* [Written exercise] Print the lines from the one with "candle-body xyxy=(55,72,59,81)" up to and including the one with "candle-body xyxy=(2,52,6,59)", copying each line exactly.

* [Dataset content]

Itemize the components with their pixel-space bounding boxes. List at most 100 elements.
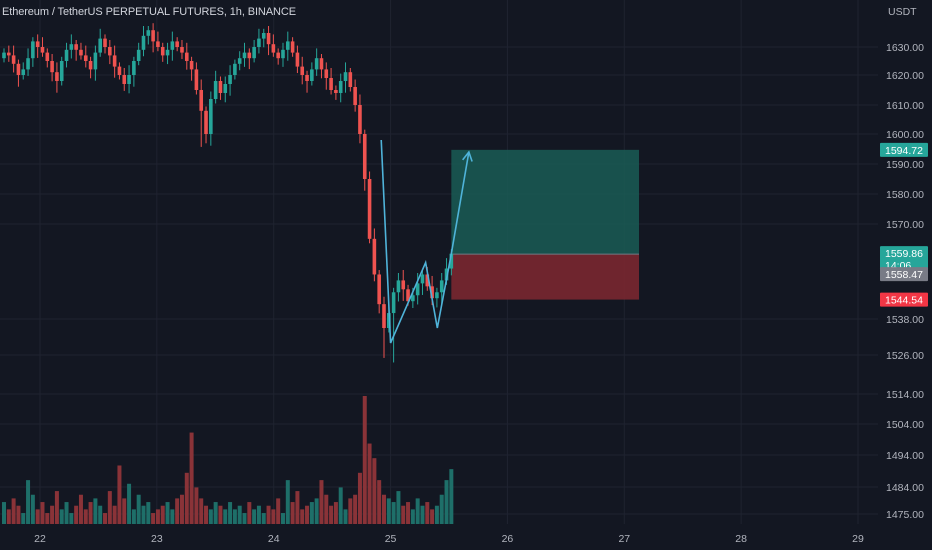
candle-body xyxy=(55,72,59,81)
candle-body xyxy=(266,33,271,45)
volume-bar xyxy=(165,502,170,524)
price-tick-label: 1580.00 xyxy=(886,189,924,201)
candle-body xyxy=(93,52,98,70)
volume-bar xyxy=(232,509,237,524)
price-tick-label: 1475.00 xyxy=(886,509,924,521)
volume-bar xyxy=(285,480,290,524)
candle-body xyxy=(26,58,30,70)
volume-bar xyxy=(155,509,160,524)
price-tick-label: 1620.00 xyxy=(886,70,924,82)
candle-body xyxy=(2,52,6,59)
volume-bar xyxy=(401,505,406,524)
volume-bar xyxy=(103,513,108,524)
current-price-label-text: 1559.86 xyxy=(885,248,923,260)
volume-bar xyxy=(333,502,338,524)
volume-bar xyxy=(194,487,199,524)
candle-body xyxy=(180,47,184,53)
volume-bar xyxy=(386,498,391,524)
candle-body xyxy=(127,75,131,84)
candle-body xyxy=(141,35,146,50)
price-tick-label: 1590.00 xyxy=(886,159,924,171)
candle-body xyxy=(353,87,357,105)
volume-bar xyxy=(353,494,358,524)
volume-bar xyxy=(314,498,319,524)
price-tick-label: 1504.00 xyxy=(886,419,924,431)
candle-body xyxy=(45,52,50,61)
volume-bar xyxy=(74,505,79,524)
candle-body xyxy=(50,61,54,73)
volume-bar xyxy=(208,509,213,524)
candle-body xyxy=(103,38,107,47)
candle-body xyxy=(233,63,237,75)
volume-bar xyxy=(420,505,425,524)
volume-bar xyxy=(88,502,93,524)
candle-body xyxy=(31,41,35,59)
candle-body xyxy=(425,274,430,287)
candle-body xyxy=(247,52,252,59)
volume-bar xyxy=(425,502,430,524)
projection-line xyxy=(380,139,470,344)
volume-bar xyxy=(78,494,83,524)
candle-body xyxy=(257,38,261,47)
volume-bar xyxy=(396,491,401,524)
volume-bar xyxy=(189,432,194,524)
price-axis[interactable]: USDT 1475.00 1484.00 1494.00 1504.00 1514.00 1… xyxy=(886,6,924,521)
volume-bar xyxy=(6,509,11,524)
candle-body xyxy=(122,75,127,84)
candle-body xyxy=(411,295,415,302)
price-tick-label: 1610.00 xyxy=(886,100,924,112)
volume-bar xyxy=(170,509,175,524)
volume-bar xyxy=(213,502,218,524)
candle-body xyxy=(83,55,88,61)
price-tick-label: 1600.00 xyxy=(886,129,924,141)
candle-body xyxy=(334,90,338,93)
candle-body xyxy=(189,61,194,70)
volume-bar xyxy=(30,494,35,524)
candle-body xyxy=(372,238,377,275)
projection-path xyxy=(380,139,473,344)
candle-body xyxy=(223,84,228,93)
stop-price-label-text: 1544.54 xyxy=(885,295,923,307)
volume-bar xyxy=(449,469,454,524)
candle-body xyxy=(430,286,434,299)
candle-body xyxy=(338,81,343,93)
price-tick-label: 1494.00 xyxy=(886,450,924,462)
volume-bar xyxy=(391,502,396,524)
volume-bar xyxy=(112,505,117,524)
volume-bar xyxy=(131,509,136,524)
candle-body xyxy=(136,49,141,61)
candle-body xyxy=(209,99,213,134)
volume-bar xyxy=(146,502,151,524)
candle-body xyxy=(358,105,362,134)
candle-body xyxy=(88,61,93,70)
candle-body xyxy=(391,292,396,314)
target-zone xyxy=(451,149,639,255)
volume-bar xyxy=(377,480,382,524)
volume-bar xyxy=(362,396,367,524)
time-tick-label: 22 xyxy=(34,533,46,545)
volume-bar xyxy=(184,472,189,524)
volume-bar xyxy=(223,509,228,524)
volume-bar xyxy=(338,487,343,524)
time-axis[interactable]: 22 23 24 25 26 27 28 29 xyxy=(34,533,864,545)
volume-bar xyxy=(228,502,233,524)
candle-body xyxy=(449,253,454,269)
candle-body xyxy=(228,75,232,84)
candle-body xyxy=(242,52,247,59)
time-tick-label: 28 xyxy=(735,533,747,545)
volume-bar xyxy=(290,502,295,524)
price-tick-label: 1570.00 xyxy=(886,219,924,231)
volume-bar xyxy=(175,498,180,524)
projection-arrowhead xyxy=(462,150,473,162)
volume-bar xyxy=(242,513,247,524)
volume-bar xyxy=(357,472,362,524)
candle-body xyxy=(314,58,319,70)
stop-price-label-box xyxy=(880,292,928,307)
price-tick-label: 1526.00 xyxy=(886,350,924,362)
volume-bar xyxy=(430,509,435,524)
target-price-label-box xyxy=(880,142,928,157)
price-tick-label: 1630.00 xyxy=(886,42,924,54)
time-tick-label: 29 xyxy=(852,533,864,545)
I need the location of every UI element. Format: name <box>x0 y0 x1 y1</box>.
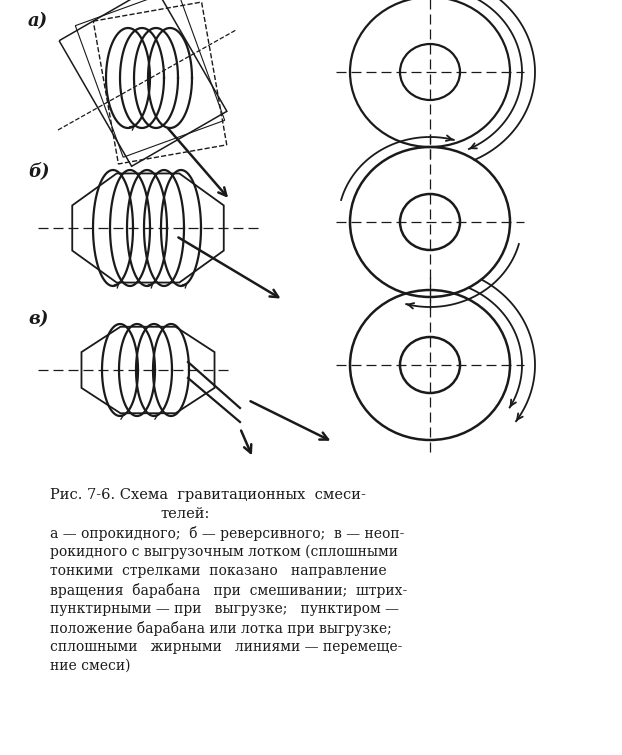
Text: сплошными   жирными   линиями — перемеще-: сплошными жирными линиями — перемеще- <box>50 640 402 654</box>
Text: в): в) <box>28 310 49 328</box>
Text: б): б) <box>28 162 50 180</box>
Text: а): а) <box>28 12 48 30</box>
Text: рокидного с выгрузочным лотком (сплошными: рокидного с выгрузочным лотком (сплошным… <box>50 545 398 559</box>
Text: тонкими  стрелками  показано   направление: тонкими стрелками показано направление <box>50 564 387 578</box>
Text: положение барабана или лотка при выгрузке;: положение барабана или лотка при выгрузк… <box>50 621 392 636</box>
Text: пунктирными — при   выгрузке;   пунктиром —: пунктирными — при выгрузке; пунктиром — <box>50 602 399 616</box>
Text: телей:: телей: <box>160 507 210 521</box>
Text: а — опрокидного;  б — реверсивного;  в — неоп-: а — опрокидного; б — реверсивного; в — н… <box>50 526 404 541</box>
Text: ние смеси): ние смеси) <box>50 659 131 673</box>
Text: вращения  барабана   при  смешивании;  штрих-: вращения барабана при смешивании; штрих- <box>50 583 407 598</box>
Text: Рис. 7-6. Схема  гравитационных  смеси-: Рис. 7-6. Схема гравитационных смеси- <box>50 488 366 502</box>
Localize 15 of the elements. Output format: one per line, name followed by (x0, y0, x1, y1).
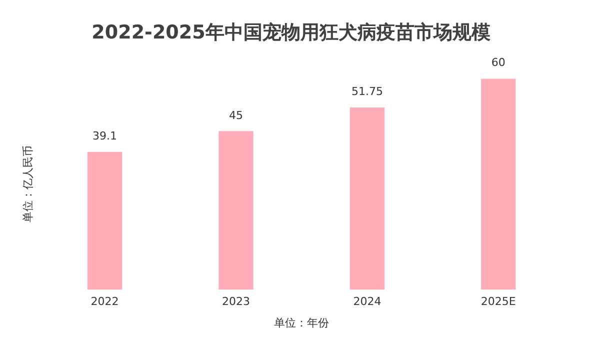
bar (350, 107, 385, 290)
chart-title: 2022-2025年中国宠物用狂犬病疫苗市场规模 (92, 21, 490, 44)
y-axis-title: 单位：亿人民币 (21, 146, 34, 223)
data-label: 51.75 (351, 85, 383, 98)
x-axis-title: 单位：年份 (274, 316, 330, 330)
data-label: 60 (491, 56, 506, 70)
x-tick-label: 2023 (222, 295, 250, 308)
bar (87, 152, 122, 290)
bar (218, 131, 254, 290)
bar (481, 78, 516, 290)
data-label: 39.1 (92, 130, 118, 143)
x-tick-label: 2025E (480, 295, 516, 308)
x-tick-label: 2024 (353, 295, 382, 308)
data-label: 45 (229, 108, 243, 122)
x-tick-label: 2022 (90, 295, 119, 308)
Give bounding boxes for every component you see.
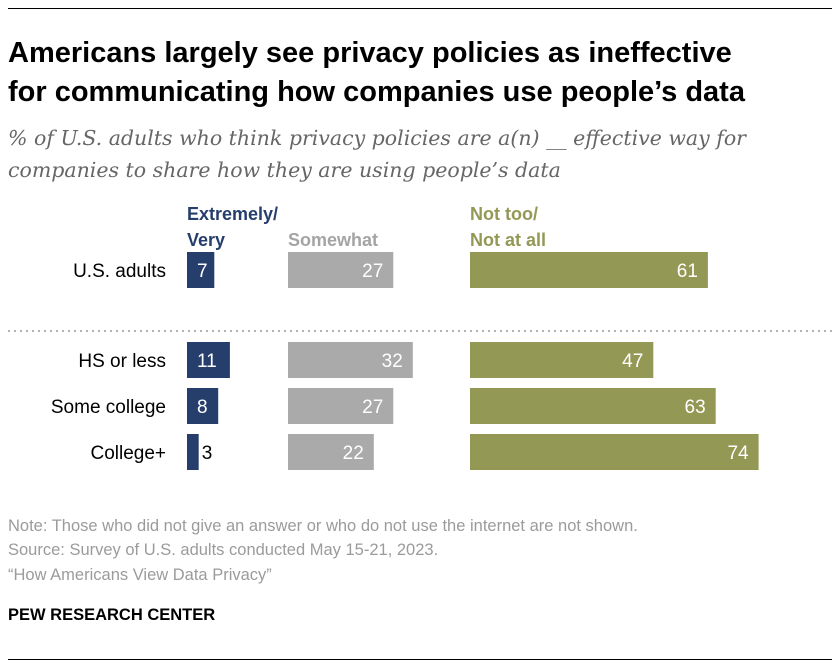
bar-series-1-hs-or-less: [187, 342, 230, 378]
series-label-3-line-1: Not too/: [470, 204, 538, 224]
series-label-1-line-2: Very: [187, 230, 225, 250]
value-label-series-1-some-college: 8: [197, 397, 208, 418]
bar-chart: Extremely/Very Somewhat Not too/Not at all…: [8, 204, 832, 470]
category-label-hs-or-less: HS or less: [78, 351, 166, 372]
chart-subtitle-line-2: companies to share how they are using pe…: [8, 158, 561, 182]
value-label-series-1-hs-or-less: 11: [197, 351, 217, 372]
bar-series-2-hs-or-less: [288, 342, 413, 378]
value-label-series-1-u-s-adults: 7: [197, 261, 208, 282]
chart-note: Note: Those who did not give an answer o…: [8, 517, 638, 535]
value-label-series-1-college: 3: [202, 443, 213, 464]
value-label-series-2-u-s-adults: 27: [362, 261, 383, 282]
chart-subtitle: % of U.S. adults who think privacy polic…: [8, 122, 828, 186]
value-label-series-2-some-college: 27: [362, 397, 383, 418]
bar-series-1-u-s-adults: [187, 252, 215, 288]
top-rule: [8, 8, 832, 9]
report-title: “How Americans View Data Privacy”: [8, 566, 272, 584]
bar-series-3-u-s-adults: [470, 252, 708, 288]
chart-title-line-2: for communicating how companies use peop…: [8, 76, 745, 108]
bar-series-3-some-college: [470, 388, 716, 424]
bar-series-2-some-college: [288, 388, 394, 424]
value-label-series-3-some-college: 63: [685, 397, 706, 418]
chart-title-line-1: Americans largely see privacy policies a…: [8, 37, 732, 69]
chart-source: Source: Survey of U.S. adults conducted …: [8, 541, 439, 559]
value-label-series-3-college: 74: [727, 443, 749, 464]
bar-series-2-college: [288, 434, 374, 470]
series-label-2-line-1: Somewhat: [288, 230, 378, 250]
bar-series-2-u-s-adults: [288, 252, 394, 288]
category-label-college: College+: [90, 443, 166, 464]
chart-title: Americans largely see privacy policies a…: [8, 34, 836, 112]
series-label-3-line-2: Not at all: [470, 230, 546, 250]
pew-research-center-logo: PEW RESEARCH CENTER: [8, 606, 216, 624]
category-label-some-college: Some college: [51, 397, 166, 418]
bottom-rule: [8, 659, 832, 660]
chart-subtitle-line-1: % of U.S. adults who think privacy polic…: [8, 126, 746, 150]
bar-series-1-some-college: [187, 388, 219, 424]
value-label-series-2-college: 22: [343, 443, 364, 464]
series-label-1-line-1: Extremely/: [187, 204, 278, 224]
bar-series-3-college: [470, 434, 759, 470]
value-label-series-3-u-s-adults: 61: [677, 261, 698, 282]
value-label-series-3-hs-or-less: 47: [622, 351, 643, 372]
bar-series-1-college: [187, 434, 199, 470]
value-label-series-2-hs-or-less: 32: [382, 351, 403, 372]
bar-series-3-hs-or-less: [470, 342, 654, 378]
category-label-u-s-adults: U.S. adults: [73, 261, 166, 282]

* [Output of the task]
candle-body xyxy=(55,72,59,81)
candle-body xyxy=(266,33,271,45)
volume-bar xyxy=(165,502,170,524)
price-tick-label: 1580.00 xyxy=(886,189,924,201)
candle-body xyxy=(93,52,98,70)
volume-bar xyxy=(232,509,237,524)
price-tick-label: 1475.00 xyxy=(886,509,924,521)
volume-bar xyxy=(285,480,290,524)
candle-body xyxy=(26,58,30,70)
volume-bar xyxy=(155,509,160,524)
price-tick-label: 1620.00 xyxy=(886,70,924,82)
candle-body xyxy=(2,52,6,59)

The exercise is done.